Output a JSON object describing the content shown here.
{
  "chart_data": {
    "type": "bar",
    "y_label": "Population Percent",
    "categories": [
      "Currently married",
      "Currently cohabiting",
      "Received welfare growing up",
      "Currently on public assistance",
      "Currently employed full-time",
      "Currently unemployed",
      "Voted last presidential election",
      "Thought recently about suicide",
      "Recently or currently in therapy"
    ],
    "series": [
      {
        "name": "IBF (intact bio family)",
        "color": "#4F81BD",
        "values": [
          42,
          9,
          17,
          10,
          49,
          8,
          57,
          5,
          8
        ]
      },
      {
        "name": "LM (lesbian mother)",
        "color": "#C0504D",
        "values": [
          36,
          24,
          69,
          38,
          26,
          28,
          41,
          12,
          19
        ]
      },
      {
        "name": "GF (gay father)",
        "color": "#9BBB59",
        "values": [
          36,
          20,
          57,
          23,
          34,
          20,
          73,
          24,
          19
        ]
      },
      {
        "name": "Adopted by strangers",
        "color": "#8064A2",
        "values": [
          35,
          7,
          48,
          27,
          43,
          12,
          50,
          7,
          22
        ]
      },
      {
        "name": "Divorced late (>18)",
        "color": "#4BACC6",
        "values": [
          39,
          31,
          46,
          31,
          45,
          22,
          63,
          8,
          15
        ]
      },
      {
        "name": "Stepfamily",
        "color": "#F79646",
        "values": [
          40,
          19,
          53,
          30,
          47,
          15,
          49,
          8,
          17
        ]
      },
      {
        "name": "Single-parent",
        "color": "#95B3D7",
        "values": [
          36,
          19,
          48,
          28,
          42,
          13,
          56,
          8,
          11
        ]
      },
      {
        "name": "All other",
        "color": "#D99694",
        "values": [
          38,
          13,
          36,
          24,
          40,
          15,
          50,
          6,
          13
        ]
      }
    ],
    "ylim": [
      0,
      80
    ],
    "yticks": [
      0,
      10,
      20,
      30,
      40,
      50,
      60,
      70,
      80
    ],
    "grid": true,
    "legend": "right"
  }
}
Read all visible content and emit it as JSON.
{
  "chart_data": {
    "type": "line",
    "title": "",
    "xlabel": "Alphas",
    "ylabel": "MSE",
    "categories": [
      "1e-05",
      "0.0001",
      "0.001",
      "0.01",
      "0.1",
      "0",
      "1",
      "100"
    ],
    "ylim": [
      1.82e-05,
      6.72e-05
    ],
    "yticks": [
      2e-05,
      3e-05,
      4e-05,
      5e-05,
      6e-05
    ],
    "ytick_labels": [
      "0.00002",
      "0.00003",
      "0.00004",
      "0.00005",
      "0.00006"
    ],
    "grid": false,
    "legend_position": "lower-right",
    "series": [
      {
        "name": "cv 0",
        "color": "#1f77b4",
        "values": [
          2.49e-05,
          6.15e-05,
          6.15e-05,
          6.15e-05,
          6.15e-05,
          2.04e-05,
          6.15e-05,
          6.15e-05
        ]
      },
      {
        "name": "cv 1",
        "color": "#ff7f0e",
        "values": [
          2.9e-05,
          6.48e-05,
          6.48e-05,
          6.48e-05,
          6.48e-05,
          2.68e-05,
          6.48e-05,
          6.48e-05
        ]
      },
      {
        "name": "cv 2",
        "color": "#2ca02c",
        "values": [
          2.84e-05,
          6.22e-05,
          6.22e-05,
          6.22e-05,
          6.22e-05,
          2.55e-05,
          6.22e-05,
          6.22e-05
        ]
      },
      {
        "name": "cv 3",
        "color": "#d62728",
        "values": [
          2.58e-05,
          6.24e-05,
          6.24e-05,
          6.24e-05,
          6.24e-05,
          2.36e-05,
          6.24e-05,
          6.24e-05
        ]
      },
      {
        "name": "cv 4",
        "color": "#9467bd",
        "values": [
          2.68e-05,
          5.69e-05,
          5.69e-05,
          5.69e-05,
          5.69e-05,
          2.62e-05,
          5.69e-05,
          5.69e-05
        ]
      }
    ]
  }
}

_PROBLEM STATEMENT_
Copy out the whole listing exactly as written.

_COMPLETE OUTPUT_
Output a JSON object describing the content shown here.
{
  "chart_data": {
    "type": "bar",
    "y_label": "Population Percent",
    "categories": [
      "Currently married",
      "Currently cohabiting",
      "Received welfare growing up",
      "Currently on public assistance",
      "Currently employed full-time",
      "Currently unemployed",
      "Voted last presidential election",
      "Thought recently about suicide",
      "Recently or currently in therapy"
    ],
    "series": [
      {
        "name": "IBF (intact bio family)",
        "color": "#4F81BD",
        "values": [
          42,
          9,
          17,
          10,
          49,
          8,
          57,
          5,
          8
        ]
      },
      {
        "name": "LM (lesbian mother)",
        "color": "#C0504D",
        "values": [
          36,
          24,
          69,
          38,
          26,
          28,
          41,
          12,
          19
        ]
      },
      {
        "name": "GF (gay father)",
        "color": "#9BBB59",
        "values": [
          36,
          20,
          57,
          23,
          34,
          20,
          73,
          24,
          19
        ]
      },
      {
        "name": "Adopted by strangers",
        "color": "#8064A2",
        "values": [
          35,
          7,
          48,
          27,
          43,
          12,
          50,
          7,
          22
        ]
      },
      {
        "name": "Divorced late (>18)",
        "color": "#4BACC6",
        "values": [
          39,
          31,
          46,
          31,
          45,
          22,
          63,
          8,
          15
        ]
      },
      {
        "name": "Stepfamily",
        "color": "#F79646",
        "values": [
          40,
          19,
          53,
          30,
          47,
          15,
          49,
          8,
          17
        ]
      },
      {
        "name": "Single-parent",
        "color": "#95B3D7",
        "values": [
          36,
          19,
          48,
          28,
          42,
          13,
          56,
          8,
          11
        ]
      },
      {
        "name": "All other",
        "color": "#D99694",
        "values": [
          38,
          13,
          36,
          24,
          40,
          15,
          50,
          6,
          13
        ]
      }
    ],
    "ylim": [
      0,
      80
    ],
    "yticks": [
      0,
      10,
      20,
      30,
      40,
      50,
      60,
      70,
      80
    ],
    "grid": true,
    "legend": "right"
  }
}
Read all visible content and emit it as JSON.
{
  "chart_data": {
    "type": "line",
    "title": "",
    "xlabel": "Alphas",
    "ylabel": "MSE",
    "categories": [
      "1e-05",
      "0.0001",
      "0.001",
      "0.01",
      "0.1",
      "0",
      "1",
      "100"
    ],
    "ylim": [
      1.82e-05,
      6.72e-05
    ],
    "yticks": [
      2e-05,
      3e-05,
      4e-05,
      5e-05,
      6e-05
    ],
    "ytick_labels": [
      "0.00002",
      "0.00003",
      "0.00004",
      "0.00005",
      "0.00006"
    ],
    "grid": false,
    "legend_position": "lower-right",
    "series": [
      {
        "name": "cv 0",
        "color": "#1f77b4",
        "values": [
          2.49e-05,
          6.15e-05,
          6.15e-05,
          6.15e-05,
          6.15e-05,
          2.04e-05,
          6.15e-05,
          6.15e-05
        ]
      },
      {
        "name": "cv 1",
        "color": "#ff7f0e",
        "values": [
          2.9e-05,
          6.48e-05,
          6.48e-05,
          6.48e-05,
          6.48e-05,
          2.68e-05,
          6.48e-05,
          6.48e-05
        ]
      },
      {
        "name": "cv 2",
        "color": "#2ca02c",
        "values": [
          2.84e-05,
          6.22e-05,
          6.22e-05,
          6.22e-05,
          6.22e-05,
          2.55e-05,
          6.22e-05,
          6.22e-05
        ]
      },
      {
        "name": "cv 3",
        "color": "#d62728",
        "values": [
          2.58e-05,
          6.24e-05,
          6.24e-05,
          6.24e-05,
          6.24e-05,
          2.36e-05,
          6.24e-05,
          6.24e-05
        ]
      },
      {
        "name": "cv 4",
        "color": "#9467bd",
        "values": [
          2.68e-05,
          5.69e-05,
          5.69e-05,
          5.69e-05,
          5.69e-05,
          2.62e-05,
          5.69e-05,
          5.69e-05
        ]
      }
    ]
  }
}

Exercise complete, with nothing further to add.